REQUEST - The records below must be duplicated exactly, character for character.

Figure record listings -
* * * * * * *

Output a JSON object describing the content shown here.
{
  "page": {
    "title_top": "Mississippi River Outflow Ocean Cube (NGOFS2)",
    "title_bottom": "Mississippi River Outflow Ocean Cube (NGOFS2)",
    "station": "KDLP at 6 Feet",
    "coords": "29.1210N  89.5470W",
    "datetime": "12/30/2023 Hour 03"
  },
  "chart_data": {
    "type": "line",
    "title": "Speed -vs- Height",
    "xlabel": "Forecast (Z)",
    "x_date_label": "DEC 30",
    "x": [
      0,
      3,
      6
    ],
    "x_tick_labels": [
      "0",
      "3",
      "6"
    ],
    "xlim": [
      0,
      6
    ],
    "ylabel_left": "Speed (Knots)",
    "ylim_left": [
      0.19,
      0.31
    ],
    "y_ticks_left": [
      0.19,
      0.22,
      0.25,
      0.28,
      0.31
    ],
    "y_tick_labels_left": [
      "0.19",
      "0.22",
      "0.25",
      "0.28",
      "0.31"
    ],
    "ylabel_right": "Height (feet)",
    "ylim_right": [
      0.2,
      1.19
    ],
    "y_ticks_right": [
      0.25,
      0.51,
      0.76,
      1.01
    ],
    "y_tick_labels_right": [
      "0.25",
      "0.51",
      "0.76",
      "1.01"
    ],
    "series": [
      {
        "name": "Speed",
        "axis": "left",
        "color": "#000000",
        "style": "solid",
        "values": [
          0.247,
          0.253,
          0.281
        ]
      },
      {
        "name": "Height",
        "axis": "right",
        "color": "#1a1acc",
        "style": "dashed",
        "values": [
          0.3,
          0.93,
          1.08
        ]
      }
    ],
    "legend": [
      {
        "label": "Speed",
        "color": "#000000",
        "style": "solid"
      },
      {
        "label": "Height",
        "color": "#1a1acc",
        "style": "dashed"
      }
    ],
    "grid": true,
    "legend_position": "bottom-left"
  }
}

* * * * * * *

CORRECT RESPONSE -
Output a JSON object describing the content shown here.
{
  "page": {
    "title_top": "Mississippi River Outflow Ocean Cube (NGOFS2)",
    "title_bottom": "Mississippi River Outflow Ocean Cube (NGOFS2)",
    "station": "KDLP at 6 Feet",
    "coords": "29.1210N  89.5470W",
    "datetime": "12/30/2023 Hour 03"
  },
  "chart_data": {
    "type": "line",
    "title": "Speed -vs- Height",
    "xlabel": "Forecast (Z)",
    "x_date_label": "DEC 30",
    "x": [
      0,
      3,
      6
    ],
    "x_tick_labels": [
      "0",
      "3",
      "6"
    ],
    "xlim": [
      0,
      6
    ],
    "ylabel_left": "Speed (Knots)",
    "ylim_left": [
      0.19,
      0.31
    ],
    "y_ticks_left": [
      0.19,
      0.22,
      0.25,
      0.28,
      0.31
    ],
    "y_tick_labels_left": [
      "0.19",
      "0.22",
      "0.25",
      "0.28",
      "0.31"
    ],
    "ylabel_right": "Height (feet)",
    "ylim_right": [
      0.2,
      1.19
    ],
    "y_ticks_right": [
      0.25,
      0.51,
      0.76,
      1.01
    ],
    "y_tick_labels_right": [
      "0.25",
      "0.51",
      "0.76",
      "1.01"
    ],
    "series": [
      {
        "name": "Speed",
        "axis": "left",
        "color": "#000000",
        "style": "solid",
        "values": [
          0.247,
          0.253,
          0.281
        ]
      },
      {
        "name": "Height",
        "axis": "right",
        "color": "#1a1acc",
        "style": "dashed",
        "values": [
          0.3,
          0.93,
          1.08
        ]
      }
    ],
    "legend": [
      {
        "label": "Speed",
        "color": "#000000",
        "style": "solid"
      },
      {
        "label": "Height",
        "color": "#1a1acc",
        "style": "dashed"
      }
    ],
    "grid": true,
    "legend_position": "bottom-left"
  }
}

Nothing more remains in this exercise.